(Stored items)
** Start **
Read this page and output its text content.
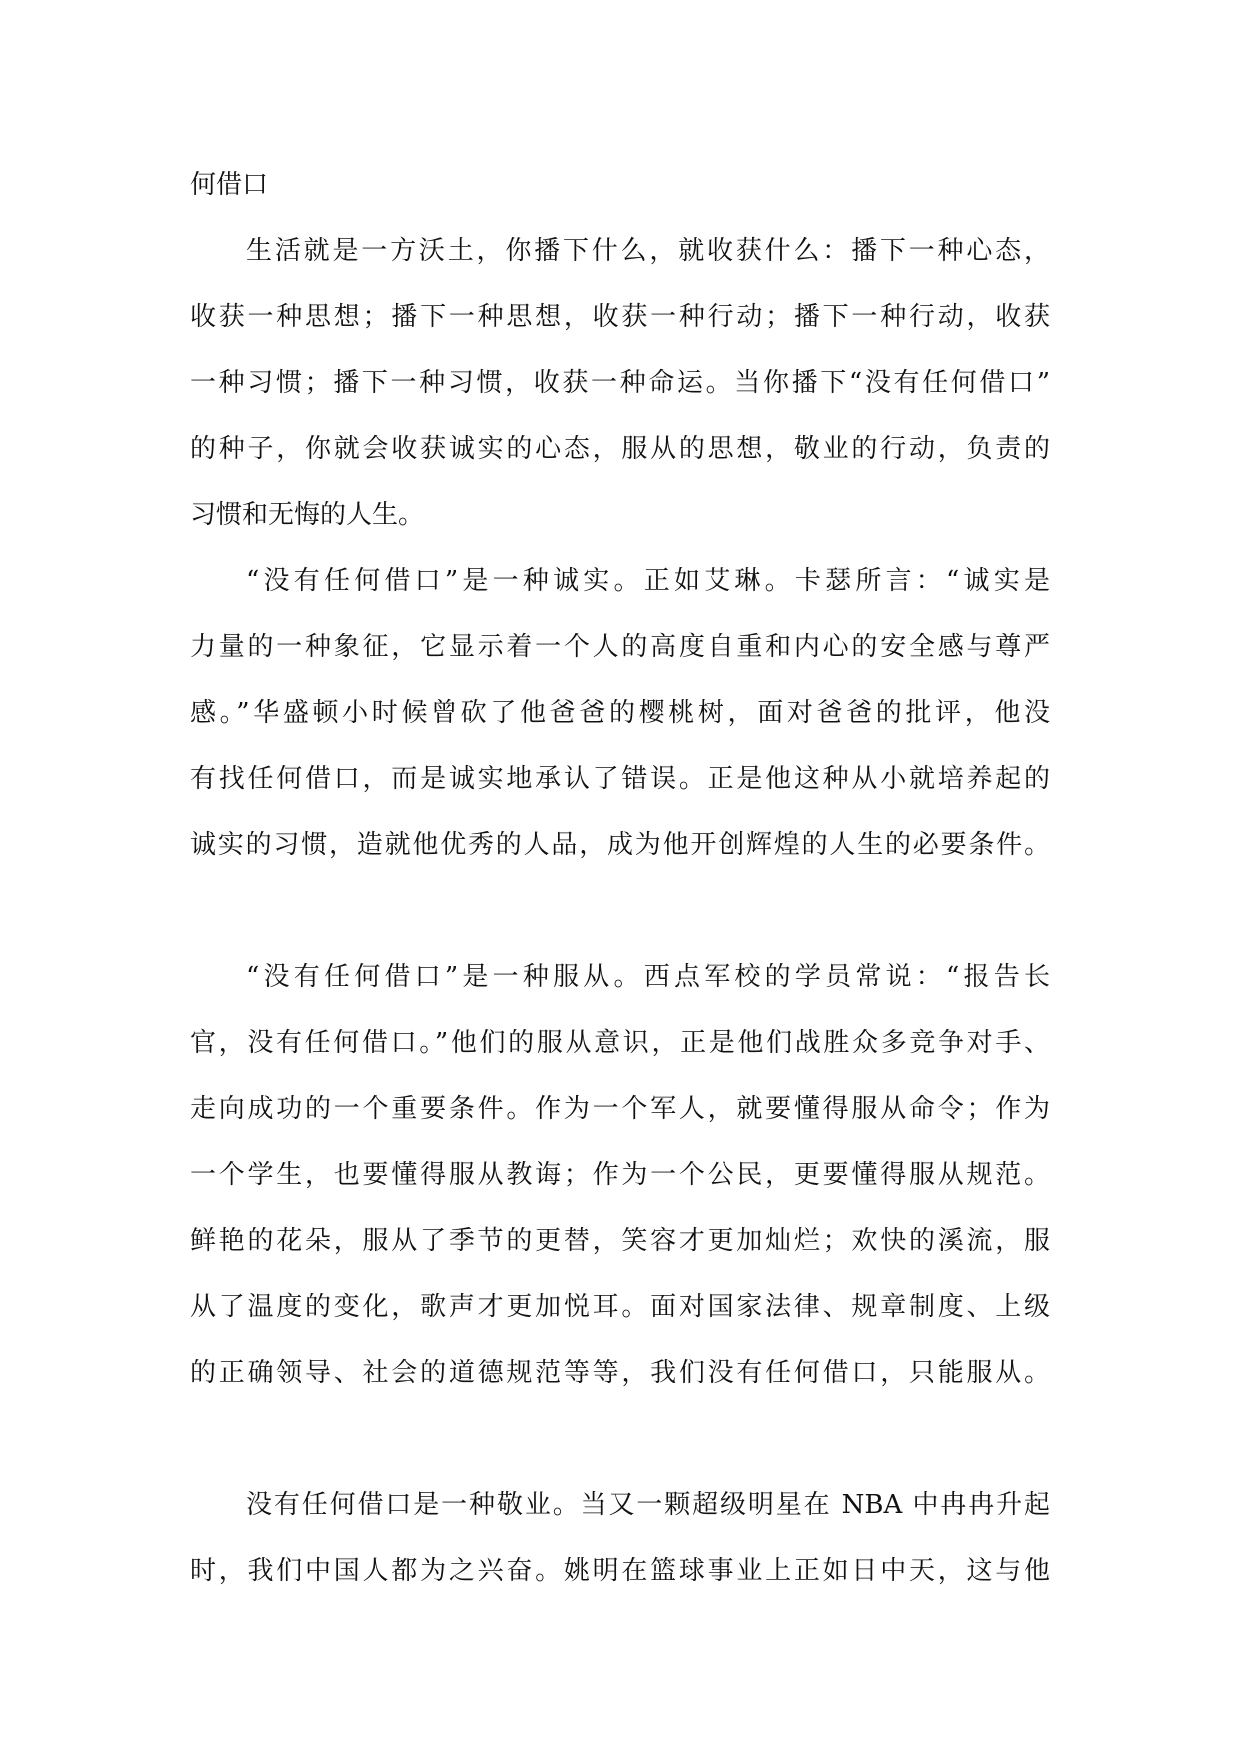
何借口
生活就是一方沃土，你播下什么，就收获什么：播下一种心态，
收获一种思想；播下一种思想，收获一种行动；播下一种行动，收获
一种习惯；播下一种习惯，收获一种命运。当你播下“没有任何借口”
的种子，你就会收获诚实的心态，服从的思想，敬业的行动，负责的
习惯和无悔的人生。
“没有任何借口”是一种诚实。正如艾琳。卡瑟所言：“诚实是
力量的一种象征，它显示着一个人的高度自重和内心的安全感与尊严
感。”华盛顿小时候曾砍了他爸爸的樱桃树，面对爸爸的批评，他没
有找任何借口，而是诚实地承认了错误。正是他这种从小就培养起的
诚实的习惯，造就他优秀的人品，成为他开创辉煌的人生的必要条件。
“没有任何借口”是一种服从。西点军校的学员常说：“报告长
官，没有任何借口。”他们的服从意识，正是他们战胜众多竞争对手、
走向成功的一个重要条件。作为一个军人，就要懂得服从命令；作为
一个学生，也要懂得服从教诲；作为一个公民，更要懂得服从规范。
鲜艳的花朵，服从了季节的更替，笑容才更加灿烂；欢快的溪流，服
从了温度的变化，歌声才更加悦耳。面对国家法律、规章制度、上级
的正确领导、社会的道德规范等等，我们没有任何借口，只能服从。
没有任何借口是一种敬业。当又一颗超级明星在 NBA 中冉冉升起
时，我们中国人都为之兴奋。姚明在篮球事业上正如日中天，这与他
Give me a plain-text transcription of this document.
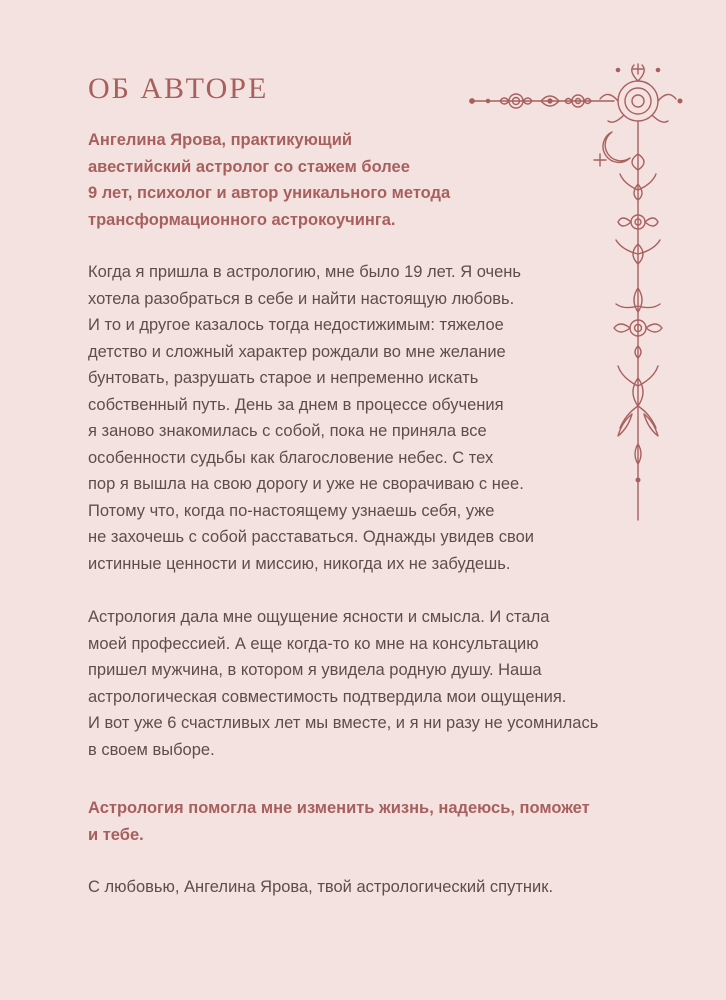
ОБ АВТОРЕ
Ангелина Ярова, практикующий
авестийский астролог со стажем более
9 лет, психолог и автор уникального метода
трансформационного астрокоучинга.
Когда я пришла в астрологию, мне было 19 лет. Я очень
хотела разобраться в себе и найти настоящую любовь.
И то и другое казалось тогда недостижимым: тяжелое
детство и сложный характер рождали во мне желание
бунтовать, разрушать старое и непременно искать
собственный путь. День за днем в процессе обучения
я заново знакомилась с собой, пока не приняла все
особенности судьбы как благословение небес. С тех
пор я вышла на свою дорогу и уже не сворачиваю с нее.
Потому что, когда по-настоящему узнаешь себя, уже
не захочешь с собой расставаться. Однажды увидев свои
истинные ценности и миссию, никогда их не забудешь.
Астрология дала мне ощущение ясности и смысла. И стала
моей профессией. А еще когда-то ко мне на консультацию
пришел мужчина, в котором я увидела родную душу. Наша
астрологическая совместимость подтвердила мои ощущения.
И вот уже 6 счастливых лет мы вместе, и я ни разу не усомнилась
в своем выборе.
Астрология помогла мне изменить жизнь, надеюсь, поможет
и тебе.
С любовью, Ангелина Ярова, твой астрологический спутник.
** End **
What to work on
Omit the pictures and give the material again, exactly and in full.

Result
Read this page and output its text content.
何借口
生活就是一方沃土，你播下什么，就收获什么：播下一种心态，
收获一种思想；播下一种思想，收获一种行动；播下一种行动，收获
一种习惯；播下一种习惯，收获一种命运。当你播下“没有任何借口”
的种子，你就会收获诚实的心态，服从的思想，敬业的行动，负责的
习惯和无悔的人生。
“没有任何借口”是一种诚实。正如艾琳。卡瑟所言：“诚实是
力量的一种象征，它显示着一个人的高度自重和内心的安全感与尊严
感。”华盛顿小时候曾砍了他爸爸的樱桃树，面对爸爸的批评，他没
有找任何借口，而是诚实地承认了错误。正是他这种从小就培养起的
诚实的习惯，造就他优秀的人品，成为他开创辉煌的人生的必要条件。
“没有任何借口”是一种服从。西点军校的学员常说：“报告长
官，没有任何借口。”他们的服从意识，正是他们战胜众多竞争对手、
走向成功的一个重要条件。作为一个军人，就要懂得服从命令；作为
一个学生，也要懂得服从教诲；作为一个公民，更要懂得服从规范。
鲜艳的花朵，服从了季节的更替，笑容才更加灿烂；欢快的溪流，服
从了温度的变化，歌声才更加悦耳。面对国家法律、规章制度、上级
的正确领导、社会的道德规范等等，我们没有任何借口，只能服从。
没有任何借口是一种敬业。当又一颗超级明星在 NBA 中冉冉升起
时，我们中国人都为之兴奋。姚明在篮球事业上正如日中天，这与他
Give me a plain-text transcription of this document.
ОБ АВТОРЕ
Ангелина Ярова, практикующий
авестийский астролог со стажем более
9 лет, психолог и автор уникального метода
трансформационного астрокоучинга.
Когда я пришла в астрологию, мне было 19 лет. Я очень
хотела разобраться в себе и найти настоящую любовь.
И то и другое казалось тогда недостижимым: тяжелое
детство и сложный характер рождали во мне желание
бунтовать, разрушать старое и непременно искать
собственный путь. День за днем в процессе обучения
я заново знакомилась с собой, пока не приняла все
особенности судьбы как благословение небес. С тех
пор я вышла на свою дорогу и уже не сворачиваю с нее.
Потому что, когда по-настоящему узнаешь себя, уже
не захочешь с собой расставаться. Однажды увидев свои
истинные ценности и миссию, никогда их не забудешь.
Астрология дала мне ощущение ясности и смысла. И стала
моей профессией. А еще когда-то ко мне на консультацию
пришел мужчина, в котором я увидела родную душу. Наша
астрологическая совместимость подтвердила мои ощущения.
И вот уже 6 счастливых лет мы вместе, и я ни разу не усомнилась
в своем выборе.
Астрология помогла мне изменить жизнь, надеюсь, поможет
и тебе.
С любовью, Ангелина Ярова, твой астрологический спутник.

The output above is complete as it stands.